EXCERPT PROVIDED =
- - - - - - -

In the latest issue of the Journal of Economic Perspectives, now freely available here, Brian Wright, an economist at the University of California, Berkeley, has a great article, summarizing his research (with various co-authors including, H Bobenrieth, H. Bobenrieth, and R. A. Juan) into the behavior of commodity markets, especially for wheat, rice and corn. Seemingly anomalous price movements in those markets – especially the sharp increase in prices since 2004 — have defied explanation. But Wright et al. have now shown that the anomalies can be explained by taking into account both the role of grain storage and the substitutability between these staples as caloric sources. With their improved modeling techniques, Wright and his co-authors have shown that the seemingly unexplained and sustained increase in world grain prices after 2005 “are best explained by the new policies causing a sustained surge in demand for biofuels.” Here is the abstract of Wright’s article.

- - - - - - -

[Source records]

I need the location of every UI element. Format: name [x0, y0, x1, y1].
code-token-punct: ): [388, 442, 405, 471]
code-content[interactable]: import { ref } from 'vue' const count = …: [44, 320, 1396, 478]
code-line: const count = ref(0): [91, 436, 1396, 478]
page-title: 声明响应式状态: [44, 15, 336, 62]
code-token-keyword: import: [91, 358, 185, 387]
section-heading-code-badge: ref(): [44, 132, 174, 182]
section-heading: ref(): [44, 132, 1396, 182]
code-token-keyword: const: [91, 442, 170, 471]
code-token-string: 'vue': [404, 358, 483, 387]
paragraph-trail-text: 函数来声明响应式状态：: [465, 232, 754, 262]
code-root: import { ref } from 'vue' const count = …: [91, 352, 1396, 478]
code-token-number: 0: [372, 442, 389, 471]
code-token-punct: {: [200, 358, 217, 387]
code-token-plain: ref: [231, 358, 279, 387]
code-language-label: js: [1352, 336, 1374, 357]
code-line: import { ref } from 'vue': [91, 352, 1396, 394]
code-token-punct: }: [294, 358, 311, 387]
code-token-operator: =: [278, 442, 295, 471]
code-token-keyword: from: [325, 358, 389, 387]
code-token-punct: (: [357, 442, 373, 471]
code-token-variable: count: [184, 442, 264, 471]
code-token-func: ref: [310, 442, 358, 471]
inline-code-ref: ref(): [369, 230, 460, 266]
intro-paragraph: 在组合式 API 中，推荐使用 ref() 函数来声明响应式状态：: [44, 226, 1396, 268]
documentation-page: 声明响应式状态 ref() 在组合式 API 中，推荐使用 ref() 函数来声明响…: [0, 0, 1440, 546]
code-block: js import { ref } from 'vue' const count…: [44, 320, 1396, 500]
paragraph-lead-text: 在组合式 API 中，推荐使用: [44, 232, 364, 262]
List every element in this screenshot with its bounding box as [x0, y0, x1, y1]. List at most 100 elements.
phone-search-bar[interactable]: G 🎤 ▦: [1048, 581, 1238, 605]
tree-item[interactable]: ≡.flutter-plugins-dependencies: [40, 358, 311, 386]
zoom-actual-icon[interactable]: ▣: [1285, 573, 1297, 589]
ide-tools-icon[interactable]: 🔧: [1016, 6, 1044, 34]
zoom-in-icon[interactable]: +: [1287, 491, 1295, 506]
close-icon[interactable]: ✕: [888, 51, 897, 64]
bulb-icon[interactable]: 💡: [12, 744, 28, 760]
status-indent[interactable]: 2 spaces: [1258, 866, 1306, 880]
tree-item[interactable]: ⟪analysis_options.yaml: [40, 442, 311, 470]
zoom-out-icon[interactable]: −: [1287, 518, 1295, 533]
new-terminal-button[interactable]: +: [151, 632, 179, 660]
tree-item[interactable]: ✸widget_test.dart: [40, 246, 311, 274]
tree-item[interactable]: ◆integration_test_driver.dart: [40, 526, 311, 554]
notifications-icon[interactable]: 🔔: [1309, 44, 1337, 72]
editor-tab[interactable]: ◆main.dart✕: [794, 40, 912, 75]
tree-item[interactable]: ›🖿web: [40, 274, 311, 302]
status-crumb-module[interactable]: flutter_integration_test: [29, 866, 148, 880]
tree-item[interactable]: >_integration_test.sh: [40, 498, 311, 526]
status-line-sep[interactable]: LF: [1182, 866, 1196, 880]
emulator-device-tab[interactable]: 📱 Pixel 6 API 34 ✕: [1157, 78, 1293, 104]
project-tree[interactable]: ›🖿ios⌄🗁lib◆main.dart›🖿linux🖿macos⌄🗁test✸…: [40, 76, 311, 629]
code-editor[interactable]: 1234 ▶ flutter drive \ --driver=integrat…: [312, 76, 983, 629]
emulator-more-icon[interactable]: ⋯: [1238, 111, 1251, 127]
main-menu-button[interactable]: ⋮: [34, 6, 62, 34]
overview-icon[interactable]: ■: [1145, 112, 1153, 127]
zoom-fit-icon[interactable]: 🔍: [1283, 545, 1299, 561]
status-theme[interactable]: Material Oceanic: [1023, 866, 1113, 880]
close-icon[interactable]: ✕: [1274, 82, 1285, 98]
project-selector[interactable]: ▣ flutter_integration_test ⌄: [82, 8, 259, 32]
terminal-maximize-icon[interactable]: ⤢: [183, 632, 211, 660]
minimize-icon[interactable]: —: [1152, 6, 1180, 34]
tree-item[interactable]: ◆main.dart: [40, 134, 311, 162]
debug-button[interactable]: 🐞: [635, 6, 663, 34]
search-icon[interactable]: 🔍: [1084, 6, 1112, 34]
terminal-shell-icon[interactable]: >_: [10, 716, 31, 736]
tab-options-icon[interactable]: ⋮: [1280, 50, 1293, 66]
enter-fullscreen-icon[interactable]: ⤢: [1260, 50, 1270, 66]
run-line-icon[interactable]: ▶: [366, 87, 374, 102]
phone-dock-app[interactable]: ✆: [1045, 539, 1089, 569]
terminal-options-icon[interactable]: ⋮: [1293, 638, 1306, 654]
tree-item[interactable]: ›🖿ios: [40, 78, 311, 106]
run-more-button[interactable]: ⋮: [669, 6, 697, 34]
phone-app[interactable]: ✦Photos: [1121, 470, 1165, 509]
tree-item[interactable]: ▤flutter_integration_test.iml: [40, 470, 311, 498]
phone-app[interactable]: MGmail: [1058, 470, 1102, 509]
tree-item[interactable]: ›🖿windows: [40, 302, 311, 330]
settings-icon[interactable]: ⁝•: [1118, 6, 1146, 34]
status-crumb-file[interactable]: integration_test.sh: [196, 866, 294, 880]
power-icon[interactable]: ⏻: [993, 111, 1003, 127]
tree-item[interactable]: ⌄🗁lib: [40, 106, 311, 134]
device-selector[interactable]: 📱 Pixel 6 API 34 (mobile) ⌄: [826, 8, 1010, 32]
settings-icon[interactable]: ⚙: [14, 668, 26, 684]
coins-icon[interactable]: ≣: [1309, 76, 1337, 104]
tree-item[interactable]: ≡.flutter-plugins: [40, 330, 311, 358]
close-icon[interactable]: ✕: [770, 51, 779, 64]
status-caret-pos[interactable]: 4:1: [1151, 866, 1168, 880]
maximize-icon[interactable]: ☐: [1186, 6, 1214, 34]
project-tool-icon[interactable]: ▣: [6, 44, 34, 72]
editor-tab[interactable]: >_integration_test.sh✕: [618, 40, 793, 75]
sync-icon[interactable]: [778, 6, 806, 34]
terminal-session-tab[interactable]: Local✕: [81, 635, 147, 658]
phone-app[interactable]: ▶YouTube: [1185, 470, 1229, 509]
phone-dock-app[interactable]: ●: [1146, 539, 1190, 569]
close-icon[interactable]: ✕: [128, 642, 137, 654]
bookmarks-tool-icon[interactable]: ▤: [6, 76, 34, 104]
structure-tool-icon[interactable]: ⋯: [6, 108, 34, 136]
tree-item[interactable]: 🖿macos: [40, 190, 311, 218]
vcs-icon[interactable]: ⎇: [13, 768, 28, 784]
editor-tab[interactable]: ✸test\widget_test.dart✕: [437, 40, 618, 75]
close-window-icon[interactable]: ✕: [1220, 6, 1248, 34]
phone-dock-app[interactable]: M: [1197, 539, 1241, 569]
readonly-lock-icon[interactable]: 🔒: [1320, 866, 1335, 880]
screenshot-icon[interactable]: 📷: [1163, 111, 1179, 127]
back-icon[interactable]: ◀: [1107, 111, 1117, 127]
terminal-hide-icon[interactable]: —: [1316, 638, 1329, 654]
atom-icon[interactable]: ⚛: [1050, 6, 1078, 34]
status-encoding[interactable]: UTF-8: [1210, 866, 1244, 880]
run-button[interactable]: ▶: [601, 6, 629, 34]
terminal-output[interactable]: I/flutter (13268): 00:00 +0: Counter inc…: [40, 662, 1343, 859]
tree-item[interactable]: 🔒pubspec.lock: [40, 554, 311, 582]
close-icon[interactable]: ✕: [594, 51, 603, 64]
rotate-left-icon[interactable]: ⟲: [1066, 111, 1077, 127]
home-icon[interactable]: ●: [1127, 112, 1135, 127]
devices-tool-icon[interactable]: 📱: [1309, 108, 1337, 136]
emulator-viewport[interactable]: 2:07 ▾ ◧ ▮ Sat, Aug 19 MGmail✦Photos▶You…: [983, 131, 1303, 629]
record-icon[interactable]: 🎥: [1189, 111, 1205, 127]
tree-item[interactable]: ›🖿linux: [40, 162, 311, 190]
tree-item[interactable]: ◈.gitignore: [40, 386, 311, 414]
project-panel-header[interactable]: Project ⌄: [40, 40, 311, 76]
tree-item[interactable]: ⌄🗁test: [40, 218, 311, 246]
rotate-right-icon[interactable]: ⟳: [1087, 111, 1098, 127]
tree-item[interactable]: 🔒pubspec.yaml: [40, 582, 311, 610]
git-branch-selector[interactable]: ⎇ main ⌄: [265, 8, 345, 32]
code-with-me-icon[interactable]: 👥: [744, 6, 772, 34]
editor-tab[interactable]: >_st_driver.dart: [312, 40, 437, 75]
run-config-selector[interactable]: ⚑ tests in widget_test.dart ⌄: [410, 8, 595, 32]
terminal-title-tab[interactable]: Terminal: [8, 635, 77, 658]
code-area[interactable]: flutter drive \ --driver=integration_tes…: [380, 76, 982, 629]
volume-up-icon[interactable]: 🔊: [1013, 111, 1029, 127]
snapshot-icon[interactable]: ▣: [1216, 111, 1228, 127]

- - - - - - -

WHAT THIS EXERCISE ASKS =
A: Name each grain that the passage on grain prices identifies as a commodity whose markets Brian Wright studied.
B: Continue the passage on grain prices from the point where it stops.

EXERCISE RESULTS =
A: Wheat, rice and corn.

B:
In the last half-decade, sharp jumps in the prices of wheat, rice, and corn, which furnish about two-thirds of the calorie requirements of mankind, have attracted worldwide attention. These price jumps in grains have also revealed the chaotic state of economic analysis of agricultural commodity markets. Economists and scientists have engaged in a blame game, apportioning percentages of responsibility for the price spikes to bewildering lists of factors, which include a surge in meat consumption, idiosyncratic regional droughts and fires, speculative bubbles, a new “financialization” of grain markets, the slowdown of global agricultural research spending, jumps in costs of energy, and more. Several observers have claimed to identify a “perfect storm” in the grain markets in 2007/2008, a confluence of some of the factors listed above. In fact, the price jumps since 2005 are best explained by the new policies causing a sustained surge in demand for biofuels. The rises in food prices since 2004 have generated huge wealth transfers to global landholders, agricultural input suppliers, and biofuels producers. The losers have been net consumers of food, including large numbers of the world’s poorest peoples. The cause of this large global redistribution was no perfect storm. Far from being a natural catastrophe, it was the result of new policies to allow and require increased use of grain and oilseed for production of biofuels. Leading this trend were the wealthy countries, initially misinformed about the true global environmental and distributional implications.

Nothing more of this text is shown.